YOUR INSTRUCTIONS> Scan the records for the word "image". Copy each line that includes it.
>>
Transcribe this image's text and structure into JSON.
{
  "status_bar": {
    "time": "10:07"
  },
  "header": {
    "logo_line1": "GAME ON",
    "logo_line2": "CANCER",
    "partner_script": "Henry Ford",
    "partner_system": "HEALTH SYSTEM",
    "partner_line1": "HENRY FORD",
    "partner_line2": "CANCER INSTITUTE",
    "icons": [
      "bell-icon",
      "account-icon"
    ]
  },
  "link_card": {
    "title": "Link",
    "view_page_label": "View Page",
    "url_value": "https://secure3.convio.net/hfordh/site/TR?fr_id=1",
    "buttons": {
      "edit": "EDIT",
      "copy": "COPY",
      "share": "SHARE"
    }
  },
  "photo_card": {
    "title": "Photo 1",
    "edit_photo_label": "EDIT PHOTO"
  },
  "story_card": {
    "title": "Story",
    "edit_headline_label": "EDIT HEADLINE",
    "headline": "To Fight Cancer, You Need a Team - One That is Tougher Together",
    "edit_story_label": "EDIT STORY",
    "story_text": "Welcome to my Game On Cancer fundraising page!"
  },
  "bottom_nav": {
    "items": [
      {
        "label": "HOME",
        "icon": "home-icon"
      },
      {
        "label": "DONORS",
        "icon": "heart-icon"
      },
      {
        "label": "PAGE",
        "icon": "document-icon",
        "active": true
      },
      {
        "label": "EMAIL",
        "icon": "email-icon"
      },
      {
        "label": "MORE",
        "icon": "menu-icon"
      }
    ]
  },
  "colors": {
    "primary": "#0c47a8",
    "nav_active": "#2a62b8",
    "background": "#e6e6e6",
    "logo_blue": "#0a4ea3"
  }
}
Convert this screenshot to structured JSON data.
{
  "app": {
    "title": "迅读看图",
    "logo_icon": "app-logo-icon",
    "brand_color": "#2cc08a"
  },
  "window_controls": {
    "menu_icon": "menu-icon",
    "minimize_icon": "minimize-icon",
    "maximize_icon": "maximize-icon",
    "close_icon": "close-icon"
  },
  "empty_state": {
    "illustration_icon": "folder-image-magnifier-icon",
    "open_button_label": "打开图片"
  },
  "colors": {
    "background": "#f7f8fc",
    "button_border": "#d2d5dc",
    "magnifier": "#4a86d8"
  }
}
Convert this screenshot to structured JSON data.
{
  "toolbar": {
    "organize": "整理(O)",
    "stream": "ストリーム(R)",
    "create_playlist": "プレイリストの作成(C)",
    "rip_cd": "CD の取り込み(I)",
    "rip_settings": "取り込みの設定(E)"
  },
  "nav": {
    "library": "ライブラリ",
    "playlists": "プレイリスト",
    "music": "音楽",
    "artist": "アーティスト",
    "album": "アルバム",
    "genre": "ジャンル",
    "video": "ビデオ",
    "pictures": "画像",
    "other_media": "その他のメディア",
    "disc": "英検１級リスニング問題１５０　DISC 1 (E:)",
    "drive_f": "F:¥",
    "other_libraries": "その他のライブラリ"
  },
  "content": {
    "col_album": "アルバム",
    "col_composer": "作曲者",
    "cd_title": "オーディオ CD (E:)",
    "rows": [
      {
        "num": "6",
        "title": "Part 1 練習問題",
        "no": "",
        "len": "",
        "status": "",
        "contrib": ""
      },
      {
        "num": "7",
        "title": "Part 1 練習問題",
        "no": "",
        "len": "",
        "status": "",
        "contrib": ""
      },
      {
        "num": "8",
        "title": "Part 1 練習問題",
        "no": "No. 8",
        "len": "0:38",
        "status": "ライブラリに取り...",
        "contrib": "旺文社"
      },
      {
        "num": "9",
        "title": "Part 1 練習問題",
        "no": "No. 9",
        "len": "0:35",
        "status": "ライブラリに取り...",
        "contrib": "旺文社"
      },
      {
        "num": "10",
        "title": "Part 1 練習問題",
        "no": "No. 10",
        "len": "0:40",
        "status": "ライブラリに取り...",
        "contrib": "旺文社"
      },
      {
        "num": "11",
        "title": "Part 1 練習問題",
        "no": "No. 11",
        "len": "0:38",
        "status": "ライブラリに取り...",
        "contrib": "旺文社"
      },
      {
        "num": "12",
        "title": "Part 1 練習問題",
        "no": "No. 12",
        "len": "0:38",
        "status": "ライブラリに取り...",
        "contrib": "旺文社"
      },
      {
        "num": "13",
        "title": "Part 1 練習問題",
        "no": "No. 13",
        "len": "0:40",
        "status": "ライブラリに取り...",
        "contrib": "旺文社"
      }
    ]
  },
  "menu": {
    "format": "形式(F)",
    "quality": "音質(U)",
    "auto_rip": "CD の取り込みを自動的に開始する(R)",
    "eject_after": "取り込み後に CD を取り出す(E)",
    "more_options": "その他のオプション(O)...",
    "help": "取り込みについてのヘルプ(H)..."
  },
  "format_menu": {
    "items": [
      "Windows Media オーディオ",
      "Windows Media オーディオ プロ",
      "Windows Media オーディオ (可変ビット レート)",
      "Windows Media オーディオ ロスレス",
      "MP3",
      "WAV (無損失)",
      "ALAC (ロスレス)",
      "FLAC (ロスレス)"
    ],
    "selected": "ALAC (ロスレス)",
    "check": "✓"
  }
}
<<
REPLY TO THE TASK>
Transcribe this image's text and structure into JSON.
    "illustration_icon": "folder-image-magnifier-icon",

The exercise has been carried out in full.